→ **Task brief**
Wherever the string "this" appears, copy the whole line.

→ **The records**
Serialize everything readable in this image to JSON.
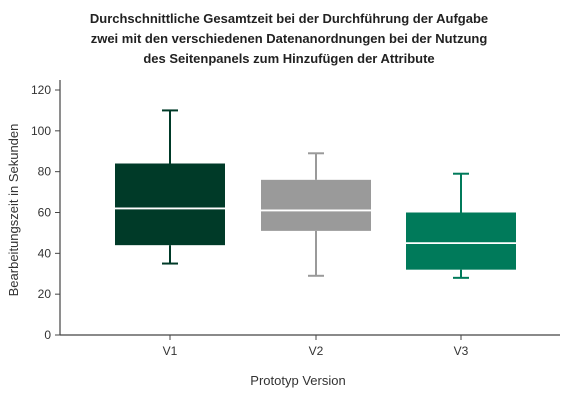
{
  "chart_data": {
    "type": "box",
    "title_lines": [
      "Durchschnittliche Gesamtzeit bei der Durchführung der Aufgabe",
      "zwei mit den verschiedenen Datenanordnungen bei der Nutzung",
      "des Seitenpanels zum Hinzufügen der Attribute"
    ],
    "xlabel": "Prototyp Version",
    "ylabel": "Bearbeitungszeit in Sekunden",
    "ylim": [
      0,
      120
    ],
    "yticks": [
      0,
      20,
      40,
      60,
      80,
      100,
      120
    ],
    "grid": false,
    "categories": [
      "V1",
      "V2",
      "V3"
    ],
    "boxes": [
      {
        "category": "V1",
        "min": 35,
        "q1": 44,
        "median": 62,
        "q3": 84,
        "max": 110,
        "color": "#003a28"
      },
      {
        "category": "V2",
        "min": 29,
        "q1": 51,
        "median": 61,
        "q3": 76,
        "max": 89,
        "color": "#9a9a9a"
      },
      {
        "category": "V3",
        "min": 28,
        "q1": 32,
        "median": 45,
        "q3": 60,
        "max": 79,
        "color": "#007a5a"
      }
    ]
  }
}
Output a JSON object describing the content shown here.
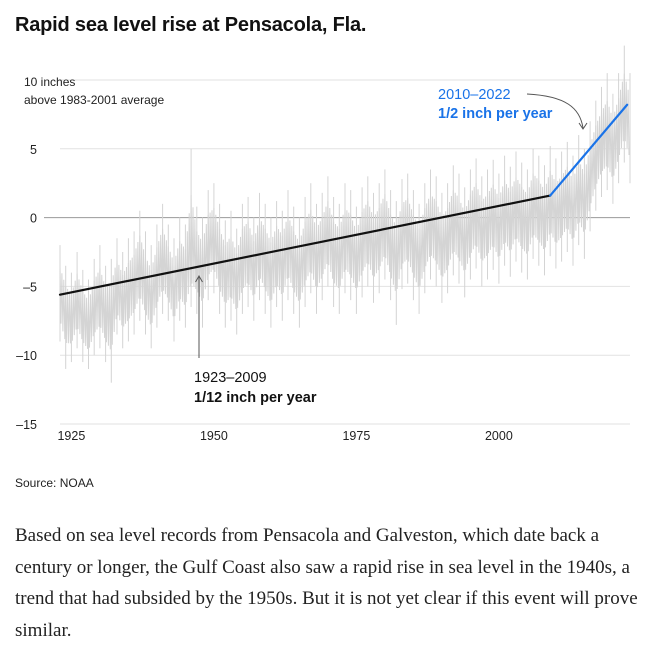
{
  "title": "Rapid sea level rise at Pensacola, Fla.",
  "source": "Source: NOAA",
  "body_text": "Based on sea level records from Pensacola and Galveston, which date back a century or longer, the Gulf Coast also saw a rapid rise in sea level in the 1940s, a trend that had subsided by the 1950s. But it is not yet clear if this event will prove similar.",
  "chart_data": {
    "type": "line",
    "title": "Rapid sea level rise at Pensacola, Fla.",
    "ylabel": "10 inches",
    "ylabel_sub": "above 1983-2001 average",
    "xlim": [
      1923,
      2023
    ],
    "ylim": [
      -15,
      10
    ],
    "yticks": [
      {
        "value": 10,
        "label": ""
      },
      {
        "value": 5,
        "label": "5"
      },
      {
        "value": 0,
        "label": "0"
      },
      {
        "value": -5,
        "label": "–5"
      },
      {
        "value": -10,
        "label": "–10"
      },
      {
        "value": -15,
        "label": "–15"
      }
    ],
    "xticks": [
      {
        "value": 1925,
        "label": "1925"
      },
      {
        "value": 1950,
        "label": "1950"
      },
      {
        "value": 1975,
        "label": "1975"
      },
      {
        "value": 2000,
        "label": "2000"
      }
    ],
    "series": [
      {
        "name": "",
        "color": "#d4d4d4",
        "x_start": 1923,
        "x_end": 2023,
        "values": [
          -5.5,
          -6.8,
          -7.5,
          -6.0,
          -7.2,
          -8.0,
          -6.5,
          -5.8,
          -7.0,
          -6.9,
          -5.0,
          -6.2,
          -5.5,
          -4.8,
          -3.5,
          -5.0,
          -6.0,
          -4.2,
          -3.0,
          -4.0,
          -5.5,
          -3.8,
          -4.5,
          -2.5,
          -3.2,
          -4.0,
          -2.0,
          -1.5,
          -3.0,
          -4.2,
          -3.5,
          -4.8,
          -3.0,
          -2.5,
          -3.8,
          -2.2,
          -3.0,
          -4.0,
          -2.8,
          -3.5,
          -2.0,
          -3.2,
          -4.0,
          -2.5,
          -1.8,
          -3.0,
          -2.2,
          -1.0,
          -2.5,
          -3.0,
          -1.5,
          -2.0,
          -3.2,
          -1.8,
          -1.0,
          -2.2,
          -1.5,
          -0.5,
          -2.0,
          -2.8,
          -1.2,
          -0.8,
          -2.0,
          -3.0,
          -1.5,
          -0.5,
          -1.0,
          -2.2,
          -1.5,
          -0.2,
          -0.8,
          -1.8,
          -0.5,
          0.3,
          -1.0,
          -0.5,
          0.2,
          -0.8,
          0.5,
          -0.3,
          0.8,
          0.0,
          -0.5,
          1.0,
          0.5,
          -0.2,
          1.2,
          0.3,
          0.8,
          1.5,
          0.5,
          2.0,
          1.0,
          3.0,
          4.5,
          5.5,
          6.0,
          5.0,
          6.5,
          8.0,
          6.5
        ],
        "values_step": "annual mean, 1923 to 2023",
        "high": [
          -2.0,
          -3.5,
          -4.0,
          -2.5,
          -3.8,
          -4.5,
          -3.0,
          -2.0,
          -3.5,
          -3.0,
          -1.5,
          -2.5,
          -1.5,
          -1.0,
          0.5,
          -1.0,
          -2.0,
          -0.5,
          1.0,
          -0.5,
          -1.5,
          0.0,
          -0.5,
          5.0,
          0.8,
          0.0,
          2.0,
          2.5,
          1.0,
          -0.2,
          0.5,
          -0.8,
          1.0,
          1.5,
          0.0,
          1.8,
          1.0,
          0.0,
          1.2,
          0.5,
          2.0,
          0.8,
          0.0,
          1.5,
          2.5,
          1.0,
          1.8,
          3.0,
          1.5,
          1.0,
          2.5,
          2.0,
          0.8,
          2.2,
          3.0,
          1.8,
          2.5,
          3.5,
          2.0,
          1.2,
          2.8,
          3.2,
          2.0,
          1.0,
          2.5,
          3.5,
          3.0,
          1.8,
          2.5,
          3.8,
          3.2,
          2.2,
          3.5,
          4.3,
          3.0,
          3.5,
          4.2,
          3.2,
          4.5,
          3.7,
          4.8,
          4.0,
          3.5,
          5.0,
          4.5,
          3.8,
          5.2,
          4.3,
          4.8,
          5.5,
          4.5,
          6.0,
          5.0,
          7.0,
          8.5,
          9.5,
          10.5,
          9.0,
          10.5,
          12.5,
          10.5
        ],
        "low": [
          -9.0,
          -11.0,
          -10.5,
          -9.5,
          -10.5,
          -11.0,
          -10.0,
          -9.5,
          -10.5,
          -12.0,
          -8.5,
          -9.5,
          -9.0,
          -8.5,
          -7.5,
          -8.5,
          -9.5,
          -8.0,
          -7.0,
          -7.5,
          -9.0,
          -7.5,
          -8.0,
          -6.5,
          -7.0,
          -8.0,
          -6.0,
          -5.5,
          -7.0,
          -8.0,
          -7.5,
          -8.5,
          -7.0,
          -6.5,
          -7.5,
          -6.0,
          -7.0,
          -8.0,
          -6.5,
          -7.5,
          -6.0,
          -7.0,
          -8.0,
          -6.5,
          -5.5,
          -7.0,
          -6.0,
          -5.0,
          -6.5,
          -7.0,
          -5.5,
          -6.0,
          -7.0,
          -5.8,
          -5.0,
          -6.2,
          -5.5,
          -4.5,
          -6.0,
          -7.8,
          -5.2,
          -4.8,
          -6.0,
          -7.0,
          -5.5,
          -4.5,
          -5.0,
          -6.2,
          -5.5,
          -4.2,
          -4.8,
          -5.8,
          -4.5,
          -3.7,
          -5.0,
          -4.5,
          -3.8,
          -4.8,
          -3.5,
          -4.3,
          -3.2,
          -4.0,
          -4.5,
          -3.0,
          -3.5,
          -4.2,
          -2.8,
          -3.7,
          -3.2,
          -2.5,
          -3.5,
          -2.0,
          -3.0,
          -1.0,
          0.5,
          1.5,
          2.0,
          1.0,
          2.5,
          4.0,
          2.5
        ]
      },
      {
        "name": "1923–2009 trend",
        "color": "#111111",
        "x": [
          1923,
          2009
        ],
        "y": [
          -5.6,
          1.6
        ]
      },
      {
        "name": "2010–2022 trend",
        "color": "#1a73e8",
        "x": [
          2009,
          2022.5
        ],
        "y": [
          1.6,
          8.2
        ]
      }
    ],
    "annotations": [
      {
        "period": "1923–2009",
        "rate": "1/12 inch per year",
        "color": "#111111"
      },
      {
        "period": "2010–2022",
        "rate": "1/2 inch per year",
        "color": "#1a73e8"
      }
    ],
    "grid": true,
    "legend": "none"
  }
}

→ **Finished task**
Serialize everything readable in this image to JSON.
  "body_text": "Based on sea level records from Pensacola and Galveston, which date back a century or longer, the Gulf Coast also saw a rapid rise in sea level in the 1940s, a trend that had subsided by the 1950s. But it is not yet clear if this event will prove similar.",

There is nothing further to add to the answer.